Print the entire listing. Each line must match the original exactly.

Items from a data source
####################

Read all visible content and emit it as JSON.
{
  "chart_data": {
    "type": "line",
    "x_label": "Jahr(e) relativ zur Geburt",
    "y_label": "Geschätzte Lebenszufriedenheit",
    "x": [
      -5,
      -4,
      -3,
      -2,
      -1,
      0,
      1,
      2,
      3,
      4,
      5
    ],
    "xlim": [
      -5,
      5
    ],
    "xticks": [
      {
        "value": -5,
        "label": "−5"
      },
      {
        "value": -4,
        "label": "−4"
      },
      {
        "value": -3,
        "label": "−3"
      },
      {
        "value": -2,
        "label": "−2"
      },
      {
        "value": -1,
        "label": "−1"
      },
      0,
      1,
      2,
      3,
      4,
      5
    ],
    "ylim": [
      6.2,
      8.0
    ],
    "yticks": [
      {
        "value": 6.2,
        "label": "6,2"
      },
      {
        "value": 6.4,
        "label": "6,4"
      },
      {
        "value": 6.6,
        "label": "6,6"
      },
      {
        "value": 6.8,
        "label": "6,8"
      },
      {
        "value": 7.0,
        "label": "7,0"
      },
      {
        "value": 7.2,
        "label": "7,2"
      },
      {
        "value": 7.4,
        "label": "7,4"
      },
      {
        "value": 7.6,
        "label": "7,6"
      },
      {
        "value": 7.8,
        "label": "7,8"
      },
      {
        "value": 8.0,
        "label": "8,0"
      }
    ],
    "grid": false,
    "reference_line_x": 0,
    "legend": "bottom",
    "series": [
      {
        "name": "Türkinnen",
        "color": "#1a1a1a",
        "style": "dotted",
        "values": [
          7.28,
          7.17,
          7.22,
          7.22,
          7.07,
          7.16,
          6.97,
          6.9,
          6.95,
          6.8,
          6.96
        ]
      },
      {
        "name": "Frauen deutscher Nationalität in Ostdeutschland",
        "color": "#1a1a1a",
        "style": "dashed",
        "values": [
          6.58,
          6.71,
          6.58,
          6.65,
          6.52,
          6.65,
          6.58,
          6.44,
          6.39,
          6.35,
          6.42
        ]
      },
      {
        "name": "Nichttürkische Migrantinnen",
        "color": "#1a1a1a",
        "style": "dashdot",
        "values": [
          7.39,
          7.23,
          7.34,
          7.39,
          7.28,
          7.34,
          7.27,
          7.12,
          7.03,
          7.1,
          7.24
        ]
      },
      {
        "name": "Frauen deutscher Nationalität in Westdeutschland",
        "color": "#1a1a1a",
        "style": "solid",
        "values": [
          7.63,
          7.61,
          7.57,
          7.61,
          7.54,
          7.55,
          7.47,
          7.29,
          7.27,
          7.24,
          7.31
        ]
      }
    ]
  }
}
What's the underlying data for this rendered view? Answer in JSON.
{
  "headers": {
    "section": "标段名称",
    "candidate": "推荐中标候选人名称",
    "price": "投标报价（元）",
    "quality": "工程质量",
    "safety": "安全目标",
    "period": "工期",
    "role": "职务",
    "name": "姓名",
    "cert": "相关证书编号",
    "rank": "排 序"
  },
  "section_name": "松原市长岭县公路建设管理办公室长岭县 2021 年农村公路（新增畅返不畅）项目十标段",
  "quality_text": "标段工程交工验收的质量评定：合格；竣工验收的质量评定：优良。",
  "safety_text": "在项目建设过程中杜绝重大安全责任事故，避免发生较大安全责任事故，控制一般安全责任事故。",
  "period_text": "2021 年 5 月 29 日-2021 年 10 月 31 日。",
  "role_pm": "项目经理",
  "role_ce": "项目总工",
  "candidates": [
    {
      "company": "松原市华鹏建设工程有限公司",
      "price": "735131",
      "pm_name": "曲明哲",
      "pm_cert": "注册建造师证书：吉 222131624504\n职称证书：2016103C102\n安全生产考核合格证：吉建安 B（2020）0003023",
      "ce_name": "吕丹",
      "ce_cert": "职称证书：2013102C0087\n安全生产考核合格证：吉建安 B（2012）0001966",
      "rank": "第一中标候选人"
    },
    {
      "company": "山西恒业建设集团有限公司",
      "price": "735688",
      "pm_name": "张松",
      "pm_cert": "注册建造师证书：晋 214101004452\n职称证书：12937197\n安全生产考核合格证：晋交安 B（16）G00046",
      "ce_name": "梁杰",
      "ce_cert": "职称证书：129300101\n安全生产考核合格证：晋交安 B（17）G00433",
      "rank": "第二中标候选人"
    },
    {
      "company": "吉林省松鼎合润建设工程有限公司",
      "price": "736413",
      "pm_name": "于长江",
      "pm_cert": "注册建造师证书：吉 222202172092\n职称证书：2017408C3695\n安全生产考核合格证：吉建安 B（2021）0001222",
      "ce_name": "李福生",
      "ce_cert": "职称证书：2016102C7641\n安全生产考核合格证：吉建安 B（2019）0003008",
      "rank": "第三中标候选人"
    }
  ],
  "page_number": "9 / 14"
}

####################

### Task output
Read all visible content and emit it as JSON.
{
  "chart_data": {
    "type": "line",
    "x_label": "Jahr(e) relativ zur Geburt",
    "y_label": "Geschätzte Lebenszufriedenheit",
    "x": [
      -5,
      -4,
      -3,
      -2,
      -1,
      0,
      1,
      2,
      3,
      4,
      5
    ],
    "xlim": [
      -5,
      5
    ],
    "xticks": [
      {
        "value": -5,
        "label": "−5"
      },
      {
        "value": -4,
        "label": "−4"
      },
      {
        "value": -3,
        "label": "−3"
      },
      {
        "value": -2,
        "label": "−2"
      },
      {
        "value": -1,
        "label": "−1"
      },
      0,
      1,
      2,
      3,
      4,
      5
    ],
    "ylim": [
      6.2,
      8.0
    ],
    "yticks": [
      {
        "value": 6.2,
        "label": "6,2"
      },
      {
        "value": 6.4,
        "label": "6,4"
      },
      {
        "value": 6.6,
        "label": "6,6"
      },
      {
        "value": 6.8,
        "label": "6,8"
      },
      {
        "value": 7.0,
        "label": "7,0"
      },
      {
        "value": 7.2,
        "label": "7,2"
      },
      {
        "value": 7.4,
        "label": "7,4"
      },
      {
        "value": 7.6,
        "label": "7,6"
      },
      {
        "value": 7.8,
        "label": "7,8"
      },
      {
        "value": 8.0,
        "label": "8,0"
      }
    ],
    "grid": false,
    "reference_line_x": 0,
    "legend": "bottom",
    "series": [
      {
        "name": "Türkinnen",
        "color": "#1a1a1a",
        "style": "dotted",
        "values": [
          7.28,
          7.17,
          7.22,
          7.22,
          7.07,
          7.16,
          6.97,
          6.9,
          6.95,
          6.8,
          6.96
        ]
      },
      {
        "name": "Frauen deutscher Nationalität in Ostdeutschland",
        "color": "#1a1a1a",
        "style": "dashed",
        "values": [
          6.58,
          6.71,
          6.58,
          6.65,
          6.52,
          6.65,
          6.58,
          6.44,
          6.39,
          6.35,
          6.42
        ]
      },
      {
        "name": "Nichttürkische Migrantinnen",
        "color": "#1a1a1a",
        "style": "dashdot",
        "values": [
          7.39,
          7.23,
          7.34,
          7.39,
          7.28,
          7.34,
          7.27,
          7.12,
          7.03,
          7.1,
          7.24
        ]
      },
      {
        "name": "Frauen deutscher Nationalität in Westdeutschland",
        "color": "#1a1a1a",
        "style": "solid",
        "values": [
          7.63,
          7.61,
          7.57,
          7.61,
          7.54,
          7.55,
          7.47,
          7.29,
          7.27,
          7.24,
          7.31
        ]
      }
    ]
  }
}
What's the underlying data for this rendered view? Answer in JSON.
{
  "headers": {
    "section": "标段名称",
    "candidate": "推荐中标候选人名称",
    "price": "投标报价（元）",
    "quality": "工程质量",
    "safety": "安全目标",
    "period": "工期",
    "role": "职务",
    "name": "姓名",
    "cert": "相关证书编号",
    "rank": "排 序"
  },
  "section_name": "松原市长岭县公路建设管理办公室长岭县 2021 年农村公路（新增畅返不畅）项目十标段",
  "quality_text": "标段工程交工验收的质量评定：合格；竣工验收的质量评定：优良。",
  "safety_text": "在项目建设过程中杜绝重大安全责任事故，避免发生较大安全责任事故，控制一般安全责任事故。",
  "period_text": "2021 年 5 月 29 日-2021 年 10 月 31 日。",
  "role_pm": "项目经理",
  "role_ce": "项目总工",
  "candidates": [
    {
      "company": "松原市华鹏建设工程有限公司",
      "price": "735131",
      "pm_name": "曲明哲",
      "pm_cert": "注册建造师证书：吉 222131624504\n职称证书：2016103C102\n安全生产考核合格证：吉建安 B（2020）0003023",
      "ce_name": "吕丹",
      "ce_cert": "职称证书：2013102C0087\n安全生产考核合格证：吉建安 B（2012）0001966",
      "rank": "第一中标候选人"
    },
    {
      "company": "山西恒业建设集团有限公司",
      "price": "735688",
      "pm_name": "张松",
      "pm_cert": "注册建造师证书：晋 214101004452\n职称证书：12937197\n安全生产考核合格证：晋交安 B（16）G00046",
      "ce_name": "梁杰",
      "ce_cert": "职称证书：129300101\n安全生产考核合格证：晋交安 B（17）G00433",
      "rank": "第二中标候选人"
    },
    {
      "company": "吉林省松鼎合润建设工程有限公司",
      "price": "736413",
      "pm_name": "于长江",
      "pm_cert": "注册建造师证书：吉 222202172092\n职称证书：2017408C3695\n安全生产考核合格证：吉建安 B（2021）0001222",
      "ce_name": "李福生",
      "ce_cert": "职称证书：2016102C7641\n安全生产考核合格证：吉建安 B（2019）0003008",
      "rank": "第三中标候选人"
    }
  ],
  "page_number": "9 / 14"
}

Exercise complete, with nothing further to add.